DATA TO USE =>
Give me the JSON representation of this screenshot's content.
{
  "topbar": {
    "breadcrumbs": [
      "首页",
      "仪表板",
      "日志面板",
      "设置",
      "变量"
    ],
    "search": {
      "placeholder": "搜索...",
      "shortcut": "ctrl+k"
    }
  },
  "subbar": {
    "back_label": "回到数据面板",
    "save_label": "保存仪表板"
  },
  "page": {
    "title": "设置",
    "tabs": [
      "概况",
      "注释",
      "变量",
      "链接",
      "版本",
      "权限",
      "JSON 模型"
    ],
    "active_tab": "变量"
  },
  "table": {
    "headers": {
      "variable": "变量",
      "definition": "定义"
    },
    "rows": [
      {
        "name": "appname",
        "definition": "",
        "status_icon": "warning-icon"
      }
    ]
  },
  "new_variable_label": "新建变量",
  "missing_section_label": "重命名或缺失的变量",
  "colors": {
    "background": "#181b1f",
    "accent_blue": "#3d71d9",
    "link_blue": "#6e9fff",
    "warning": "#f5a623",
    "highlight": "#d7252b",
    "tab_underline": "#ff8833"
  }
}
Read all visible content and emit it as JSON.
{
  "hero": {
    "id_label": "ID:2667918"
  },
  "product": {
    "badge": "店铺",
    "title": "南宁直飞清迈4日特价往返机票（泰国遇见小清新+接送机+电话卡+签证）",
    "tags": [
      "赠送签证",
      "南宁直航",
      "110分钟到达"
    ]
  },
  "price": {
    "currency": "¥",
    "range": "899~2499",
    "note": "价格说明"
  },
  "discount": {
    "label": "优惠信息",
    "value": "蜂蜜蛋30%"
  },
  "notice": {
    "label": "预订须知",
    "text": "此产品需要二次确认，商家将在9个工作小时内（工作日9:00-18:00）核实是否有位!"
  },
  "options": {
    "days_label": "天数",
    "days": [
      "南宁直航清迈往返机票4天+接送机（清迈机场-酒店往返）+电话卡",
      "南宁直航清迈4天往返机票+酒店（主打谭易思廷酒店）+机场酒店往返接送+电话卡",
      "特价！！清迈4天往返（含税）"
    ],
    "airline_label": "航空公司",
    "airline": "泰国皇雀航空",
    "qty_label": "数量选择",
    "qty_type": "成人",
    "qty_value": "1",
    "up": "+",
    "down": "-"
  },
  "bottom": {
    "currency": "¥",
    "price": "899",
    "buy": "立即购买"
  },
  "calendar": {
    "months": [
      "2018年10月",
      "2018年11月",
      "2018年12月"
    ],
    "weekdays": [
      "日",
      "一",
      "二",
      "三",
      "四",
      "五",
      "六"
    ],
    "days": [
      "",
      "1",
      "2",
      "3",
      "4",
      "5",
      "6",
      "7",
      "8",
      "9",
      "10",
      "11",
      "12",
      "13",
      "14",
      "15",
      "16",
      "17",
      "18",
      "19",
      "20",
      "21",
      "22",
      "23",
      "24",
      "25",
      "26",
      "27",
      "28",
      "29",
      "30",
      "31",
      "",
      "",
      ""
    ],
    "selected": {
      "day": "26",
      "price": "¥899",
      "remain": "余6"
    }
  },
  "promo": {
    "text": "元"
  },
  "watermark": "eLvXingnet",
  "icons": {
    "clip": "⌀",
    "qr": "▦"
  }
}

YOUR TASK => Write the lines out exactly, from the one with "Read all visible content and emit it as JSON." down to the last line of the listing, and leave out all others.

EXERCISE OUTPUT =>
Read all visible content and emit it as JSON.
{
  "hero": {
    "id_label": "ID:2667918"
  },
  "product": {
    "badge": "店铺",
    "title": "南宁直飞清迈4日特价往返机票（泰国遇见小清新+接送机+电话卡+签证）",
    "tags": [
      "赠送签证",
      "南宁直航",
      "110分钟到达"
    ]
  },
  "price": {
    "currency": "¥",
    "range": "899~2499",
    "note": "价格说明"
  },
  "discount": {
    "label": "优惠信息",
    "value": "蜂蜜蛋30%"
  },
  "notice": {
    "label": "预订须知",
    "text": "此产品需要二次确认，商家将在9个工作小时内（工作日9:00-18:00）核实是否有位!"
  },
  "options": {
    "days_label": "天数",
    "days": [
      "南宁直航清迈往返机票4天+接送机（清迈机场-酒店往返）+电话卡",
      "南宁直航清迈4天往返机票+酒店（主打谭易思廷酒店）+机场酒店往返接送+电话卡",
      "特价！！清迈4天往返（含税）"
    ],
    "airline_label": "航空公司",
    "airline": "泰国皇雀航空",
    "qty_label": "数量选择",
    "qty_type": "成人",
    "qty_value": "1",
    "up": "+",
    "down": "-"
  },
  "bottom": {
    "currency": "¥",
    "price": "899",
    "buy": "立即购买"
  },
  "calendar": {
    "months": [
      "2018年10月",
      "2018年11月",
      "2018年12月"
    ],
    "weekdays": [
      "日",
      "一",
      "二",
      "三",
      "四",
      "五",
      "六"
    ],
    "days": [
      "",
      "1",
      "2",
      "3",
      "4",
      "5",
      "6",
      "7",
      "8",
      "9",
      "10",
      "11",
      "12",
      "13",
      "14",
      "15",
      "16",
      "17",
      "18",
      "19",
      "20",
      "21",
      "22",
      "23",
      "24",
      "25",
      "26",
      "27",
      "28",
      "29",
      "30",
      "31",
      "",
      "",
      ""
    ],
    "selected": {
      "day": "26",
      "price": "¥899",
      "remain": "余6"
    }
  },
  "promo": {
    "text": "元"
  },
  "watermark": "eLvXingnet",
  "icons": {
    "clip": "⌀",
    "qr": "▦"
  }
}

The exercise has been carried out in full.